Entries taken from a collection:
::::

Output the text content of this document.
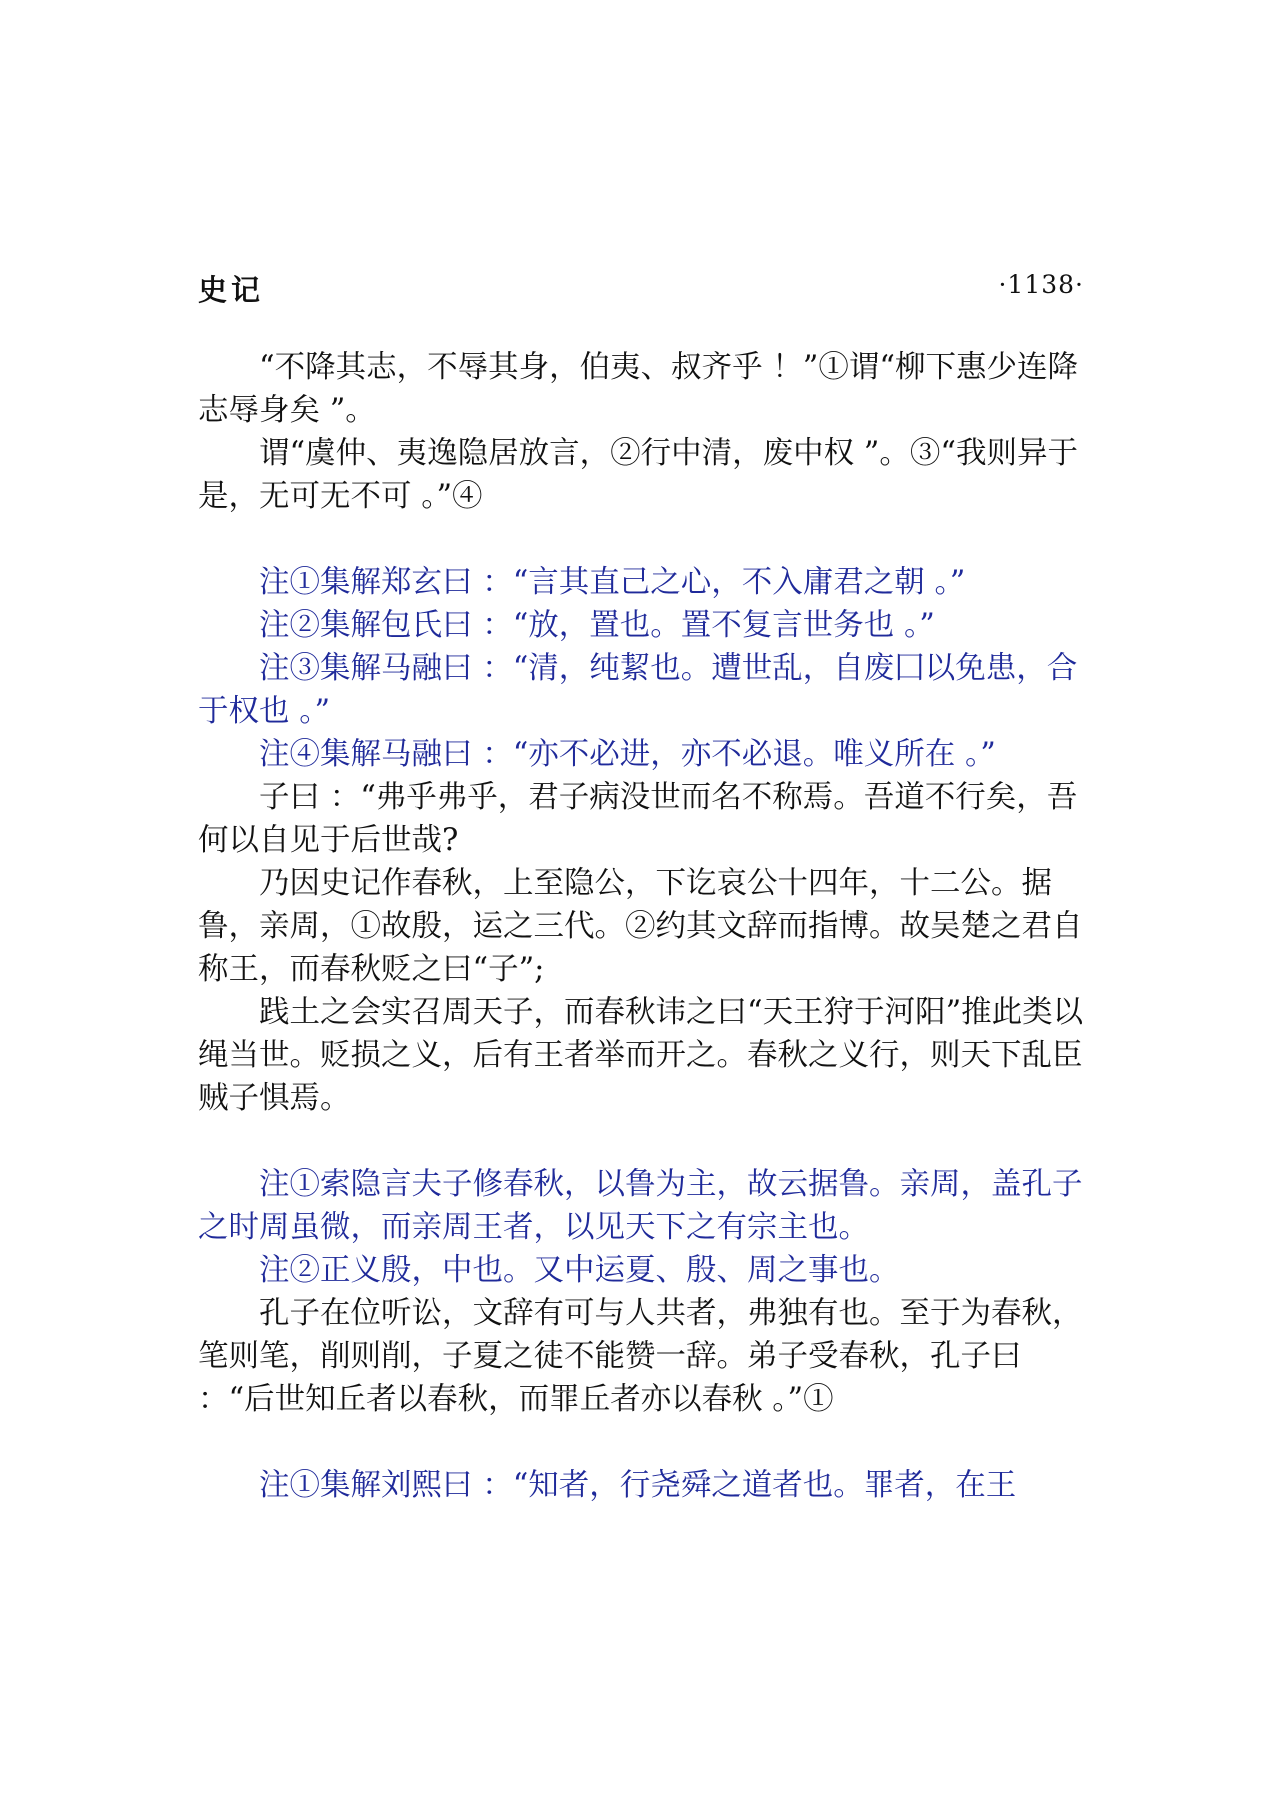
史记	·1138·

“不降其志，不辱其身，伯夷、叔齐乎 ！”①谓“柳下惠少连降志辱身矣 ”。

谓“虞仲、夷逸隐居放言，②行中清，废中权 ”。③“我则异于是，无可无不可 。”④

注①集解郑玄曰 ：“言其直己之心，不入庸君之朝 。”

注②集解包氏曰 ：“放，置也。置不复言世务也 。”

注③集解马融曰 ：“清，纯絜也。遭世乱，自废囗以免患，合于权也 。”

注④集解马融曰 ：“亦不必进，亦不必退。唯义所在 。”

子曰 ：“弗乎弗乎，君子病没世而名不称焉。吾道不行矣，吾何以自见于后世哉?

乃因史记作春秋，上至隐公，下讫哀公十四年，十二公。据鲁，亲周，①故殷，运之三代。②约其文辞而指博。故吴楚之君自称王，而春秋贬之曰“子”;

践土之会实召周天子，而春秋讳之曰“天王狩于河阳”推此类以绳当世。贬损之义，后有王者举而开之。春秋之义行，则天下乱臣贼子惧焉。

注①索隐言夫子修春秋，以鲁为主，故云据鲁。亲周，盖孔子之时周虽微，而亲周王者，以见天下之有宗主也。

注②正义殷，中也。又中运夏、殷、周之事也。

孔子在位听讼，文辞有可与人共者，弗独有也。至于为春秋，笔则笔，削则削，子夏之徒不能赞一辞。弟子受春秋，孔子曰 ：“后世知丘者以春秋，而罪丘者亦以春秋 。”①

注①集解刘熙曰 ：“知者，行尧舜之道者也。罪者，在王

::::

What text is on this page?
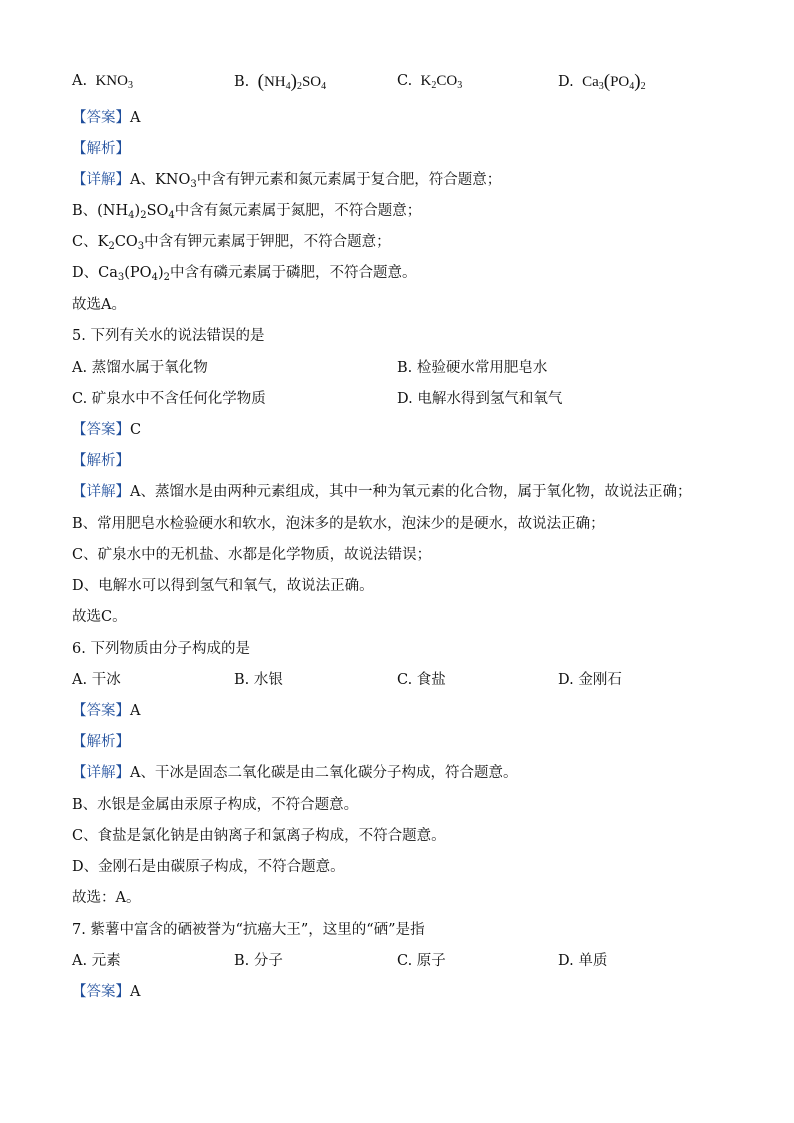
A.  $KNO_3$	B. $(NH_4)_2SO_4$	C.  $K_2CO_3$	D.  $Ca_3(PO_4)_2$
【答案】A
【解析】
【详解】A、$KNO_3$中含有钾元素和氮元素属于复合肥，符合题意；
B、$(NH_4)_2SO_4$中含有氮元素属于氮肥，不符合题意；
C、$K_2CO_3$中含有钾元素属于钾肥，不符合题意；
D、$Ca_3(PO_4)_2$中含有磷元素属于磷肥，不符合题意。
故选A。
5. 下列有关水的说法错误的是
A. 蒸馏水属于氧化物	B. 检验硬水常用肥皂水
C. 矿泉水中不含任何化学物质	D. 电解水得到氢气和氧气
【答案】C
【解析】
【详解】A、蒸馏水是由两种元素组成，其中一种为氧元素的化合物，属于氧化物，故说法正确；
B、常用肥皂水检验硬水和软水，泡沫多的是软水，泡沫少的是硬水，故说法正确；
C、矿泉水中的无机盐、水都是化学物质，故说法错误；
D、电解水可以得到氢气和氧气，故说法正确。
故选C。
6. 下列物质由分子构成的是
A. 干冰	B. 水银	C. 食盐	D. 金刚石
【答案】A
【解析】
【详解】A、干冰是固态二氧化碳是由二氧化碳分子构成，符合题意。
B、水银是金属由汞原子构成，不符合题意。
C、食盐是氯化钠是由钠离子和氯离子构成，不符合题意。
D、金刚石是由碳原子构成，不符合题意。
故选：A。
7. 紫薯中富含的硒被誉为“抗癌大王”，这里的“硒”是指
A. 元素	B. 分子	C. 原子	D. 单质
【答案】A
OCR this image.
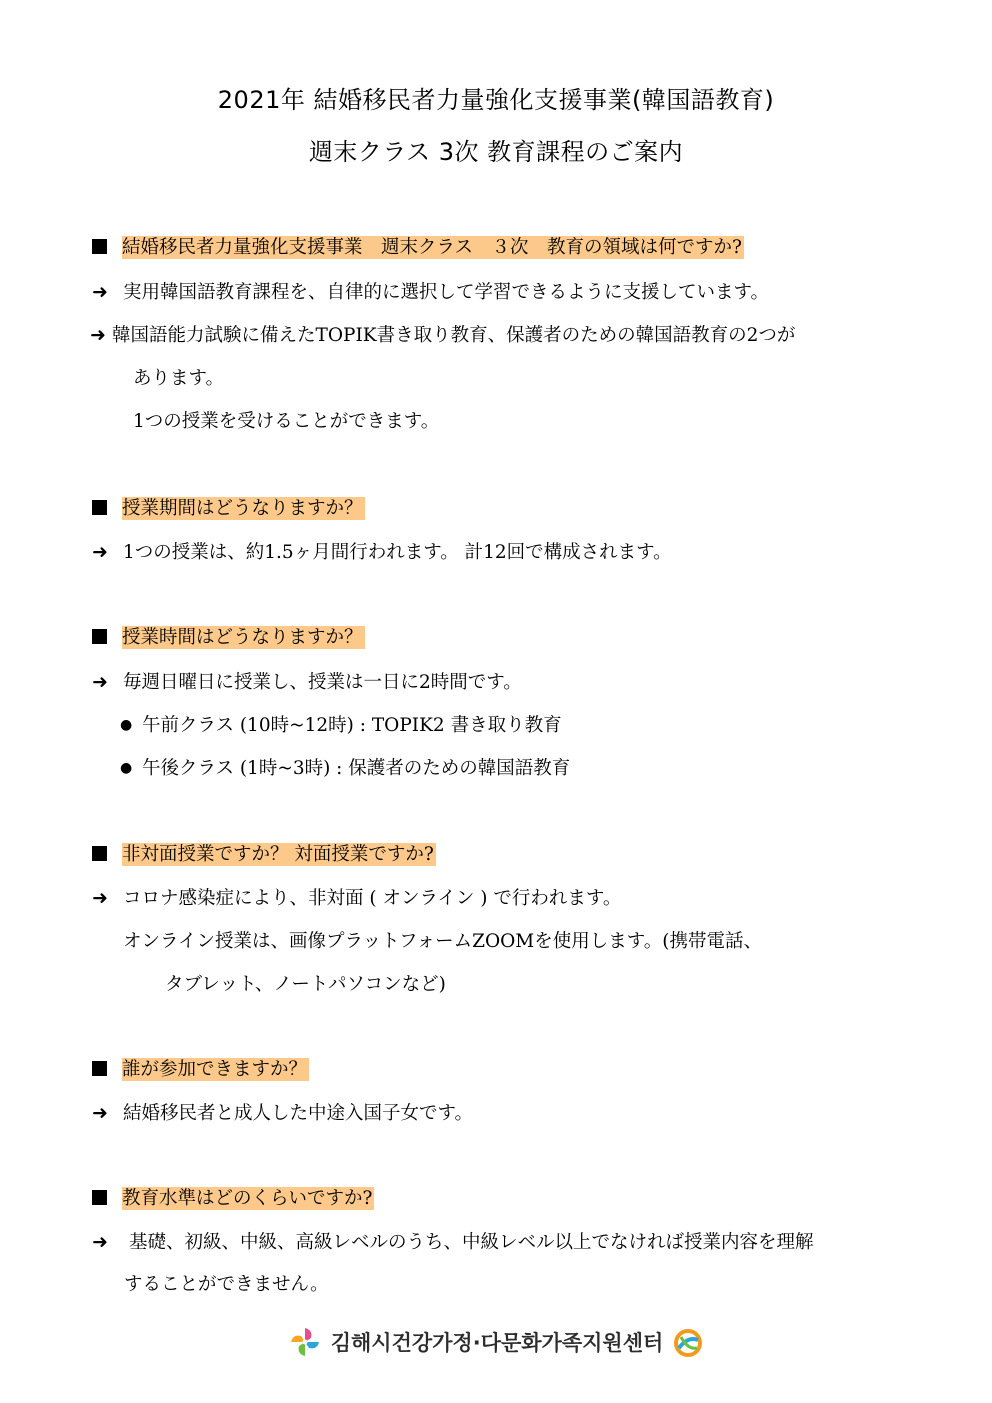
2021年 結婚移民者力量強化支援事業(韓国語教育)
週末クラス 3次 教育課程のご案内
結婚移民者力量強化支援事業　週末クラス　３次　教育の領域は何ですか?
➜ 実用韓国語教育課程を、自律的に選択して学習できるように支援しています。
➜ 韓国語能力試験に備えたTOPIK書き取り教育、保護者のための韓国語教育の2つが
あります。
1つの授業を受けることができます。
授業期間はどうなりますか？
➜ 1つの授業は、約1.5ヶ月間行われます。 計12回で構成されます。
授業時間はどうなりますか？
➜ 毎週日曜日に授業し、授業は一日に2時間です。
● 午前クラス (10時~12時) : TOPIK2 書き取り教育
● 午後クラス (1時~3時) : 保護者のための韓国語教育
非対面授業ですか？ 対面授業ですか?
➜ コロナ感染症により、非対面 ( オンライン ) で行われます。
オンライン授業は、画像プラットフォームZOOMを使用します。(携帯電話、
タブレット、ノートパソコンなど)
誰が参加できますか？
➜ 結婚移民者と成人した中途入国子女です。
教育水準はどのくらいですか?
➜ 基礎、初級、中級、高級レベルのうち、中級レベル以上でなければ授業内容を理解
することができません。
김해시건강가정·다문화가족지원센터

::::

## Task prompt:
Find each line with the string "故说法正确" and copy it out.

## Solution to the problem:
【详解】A、蒸馏水是由两种元素组成，其中一种为氧元素的化合物，属于氧化物，故说法正确；
B、常用肥皂水检验硬水和软水，泡沫多的是软水，泡沫少的是硬水，故说法正确；
D、电解水可以得到氢气和氧气，故说法正确。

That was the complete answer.